_The request_
Exclude the pictures, then copy all remaining records exactly.

----- The data -----

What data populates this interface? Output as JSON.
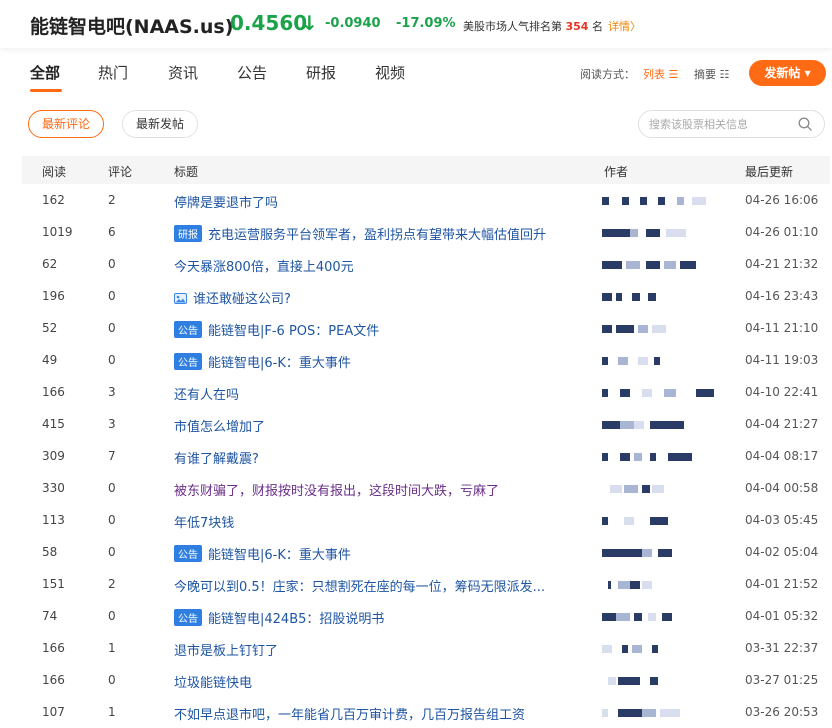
{
  "header": {
    "title": "能链智电吧(NAAS.us)",
    "price": "0.4560",
    "arrow": "↓",
    "change": "-0.0940",
    "change_pct": "-17.09%",
    "rank_prefix": "美股市场人气排名第",
    "rank_num": "354",
    "rank_suffix": "名",
    "detail": "详情〉"
  },
  "tabs": [
    "全部",
    "热门",
    "资讯",
    "公告",
    "研报",
    "视频"
  ],
  "read_mode": {
    "label": "阅读方式：",
    "list": "列表 ☰",
    "summary": "摘要 ☷"
  },
  "post_button": "发新帖 ▾",
  "filters": {
    "latest_comment": "最新评论",
    "latest_post": "最新发帖"
  },
  "search": {
    "placeholder": "搜索该股票相关信息"
  },
  "table": {
    "headers": {
      "read": "阅读",
      "comment": "评论",
      "title": "标题",
      "author": "作者",
      "updated": "最后更新"
    },
    "rows": [
      {
        "read": "162",
        "comment": "2",
        "tag": "",
        "title": "停牌是要退市了吗",
        "time": "04-26 16:06"
      },
      {
        "read": "1019",
        "comment": "6",
        "tag": "研报",
        "title": "充电运营服务平台领军者，盈利拐点有望带来大幅估值回升",
        "time": "04-26 01:10"
      },
      {
        "read": "62",
        "comment": "0",
        "tag": "",
        "title": "今天暴涨800倍，直接上400元",
        "time": "04-21 21:32"
      },
      {
        "read": "196",
        "comment": "0",
        "tag": "img",
        "title": "谁还敢碰这公司?",
        "time": "04-16 23:43"
      },
      {
        "read": "52",
        "comment": "0",
        "tag": "公告",
        "title": "能链智电|F-6 POS：PEA文件",
        "time": "04-11 21:10"
      },
      {
        "read": "49",
        "comment": "0",
        "tag": "公告",
        "title": "能链智电|6-K：重大事件",
        "time": "04-11 19:03"
      },
      {
        "read": "166",
        "comment": "3",
        "tag": "",
        "title": "还有人在吗",
        "time": "04-10 22:41"
      },
      {
        "read": "415",
        "comment": "3",
        "tag": "",
        "title": "市值怎么增加了",
        "time": "04-04 21:27"
      },
      {
        "read": "309",
        "comment": "7",
        "tag": "",
        "title": "有谁了解戴震?",
        "time": "04-04 08:17"
      },
      {
        "read": "330",
        "comment": "0",
        "tag": "",
        "title": "被东财骗了，财报按时没有报出，这段时间大跌，亏麻了",
        "time": "04-04 00:58",
        "visited": true
      },
      {
        "read": "113",
        "comment": "0",
        "tag": "",
        "title": "年低7块钱",
        "time": "04-03 05:45"
      },
      {
        "read": "58",
        "comment": "0",
        "tag": "公告",
        "title": "能链智电|6-K：重大事件",
        "time": "04-02 05:04"
      },
      {
        "read": "151",
        "comment": "2",
        "tag": "",
        "title": "今晚可以到0.5！庄家：只想割死在座的每一位，筹码无限派发...",
        "time": "04-01 21:52"
      },
      {
        "read": "74",
        "comment": "0",
        "tag": "公告",
        "title": "能链智电|424B5：招股说明书",
        "time": "04-01 05:32"
      },
      {
        "read": "166",
        "comment": "1",
        "tag": "",
        "title": "退市是板上钉钉了",
        "time": "03-31 22:37"
      },
      {
        "read": "166",
        "comment": "0",
        "tag": "",
        "title": "垃圾能链快电",
        "time": "03-27 01:25"
      },
      {
        "read": "107",
        "comment": "1",
        "tag": "",
        "title": "不如早点退市吧，一年能省几百万审计费，几百万报告组工资",
        "time": "03-26 20:53"
      }
    ]
  },
  "colors": {
    "accent": "#ff6a14",
    "down_green": "#1ba34a",
    "link_blue": "#1e55a3",
    "tag_blue": "#2f7fe3"
  }
}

-----

_Worked answer_
What data populates this interface? Output as JSON.
{
  "header": {
    "title": "能链智电吧(NAAS.us)",
    "price": "0.4560",
    "arrow": "↓",
    "change": "-0.0940",
    "change_pct": "-17.09%",
    "rank_prefix": "美股市场人气排名第",
    "rank_num": "354",
    "rank_suffix": "名",
    "detail": "详情〉"
  },
  "tabs": [
    "全部",
    "热门",
    "资讯",
    "公告",
    "研报",
    "视频"
  ],
  "read_mode": {
    "label": "阅读方式：",
    "list": "列表 ☰",
    "summary": "摘要 ☷"
  },
  "post_button": "发新帖 ▾",
  "filters": {
    "latest_comment": "最新评论",
    "latest_post": "最新发帖"
  },
  "search": {
    "placeholder": "搜索该股票相关信息"
  },
  "table": {
    "headers": {
      "read": "阅读",
      "comment": "评论",
      "title": "标题",
      "author": "作者",
      "updated": "最后更新"
    },
    "rows": [
      {
        "read": "162",
        "comment": "2",
        "tag": "",
        "title": "停牌是要退市了吗",
        "time": "04-26 16:06"
      },
      {
        "read": "1019",
        "comment": "6",
        "tag": "研报",
        "title": "充电运营服务平台领军者，盈利拐点有望带来大幅估值回升",
        "time": "04-26 01:10"
      },
      {
        "read": "62",
        "comment": "0",
        "tag": "",
        "title": "今天暴涨800倍，直接上400元",
        "time": "04-21 21:32"
      },
      {
        "read": "196",
        "comment": "0",
        "tag": "img",
        "title": "谁还敢碰这公司?",
        "time": "04-16 23:43"
      },
      {
        "read": "52",
        "comment": "0",
        "tag": "公告",
        "title": "能链智电|F-6 POS：PEA文件",
        "time": "04-11 21:10"
      },
      {
        "read": "49",
        "comment": "0",
        "tag": "公告",
        "title": "能链智电|6-K：重大事件",
        "time": "04-11 19:03"
      },
      {
        "read": "166",
        "comment": "3",
        "tag": "",
        "title": "还有人在吗",
        "time": "04-10 22:41"
      },
      {
        "read": "415",
        "comment": "3",
        "tag": "",
        "title": "市值怎么增加了",
        "time": "04-04 21:27"
      },
      {
        "read": "309",
        "comment": "7",
        "tag": "",
        "title": "有谁了解戴震?",
        "time": "04-04 08:17"
      },
      {
        "read": "330",
        "comment": "0",
        "tag": "",
        "title": "被东财骗了，财报按时没有报出，这段时间大跌，亏麻了",
        "time": "04-04 00:58",
        "visited": true
      },
      {
        "read": "113",
        "comment": "0",
        "tag": "",
        "title": "年低7块钱",
        "time": "04-03 05:45"
      },
      {
        "read": "58",
        "comment": "0",
        "tag": "公告",
        "title": "能链智电|6-K：重大事件",
        "time": "04-02 05:04"
      },
      {
        "read": "151",
        "comment": "2",
        "tag": "",
        "title": "今晚可以到0.5！庄家：只想割死在座的每一位，筹码无限派发...",
        "time": "04-01 21:52"
      },
      {
        "read": "74",
        "comment": "0",
        "tag": "公告",
        "title": "能链智电|424B5：招股说明书",
        "time": "04-01 05:32"
      },
      {
        "read": "166",
        "comment": "1",
        "tag": "",
        "title": "退市是板上钉钉了",
        "time": "03-31 22:37"
      },
      {
        "read": "166",
        "comment": "0",
        "tag": "",
        "title": "垃圾能链快电",
        "time": "03-27 01:25"
      },
      {
        "read": "107",
        "comment": "1",
        "tag": "",
        "title": "不如早点退市吧，一年能省几百万审计费，几百万报告组工资",
        "time": "03-26 20:53"
      }
    ]
  },
  "colors": {
    "accent": "#ff6a14",
    "down_green": "#1ba34a",
    "link_blue": "#1e55a3",
    "tag_blue": "#2f7fe3"
  }
}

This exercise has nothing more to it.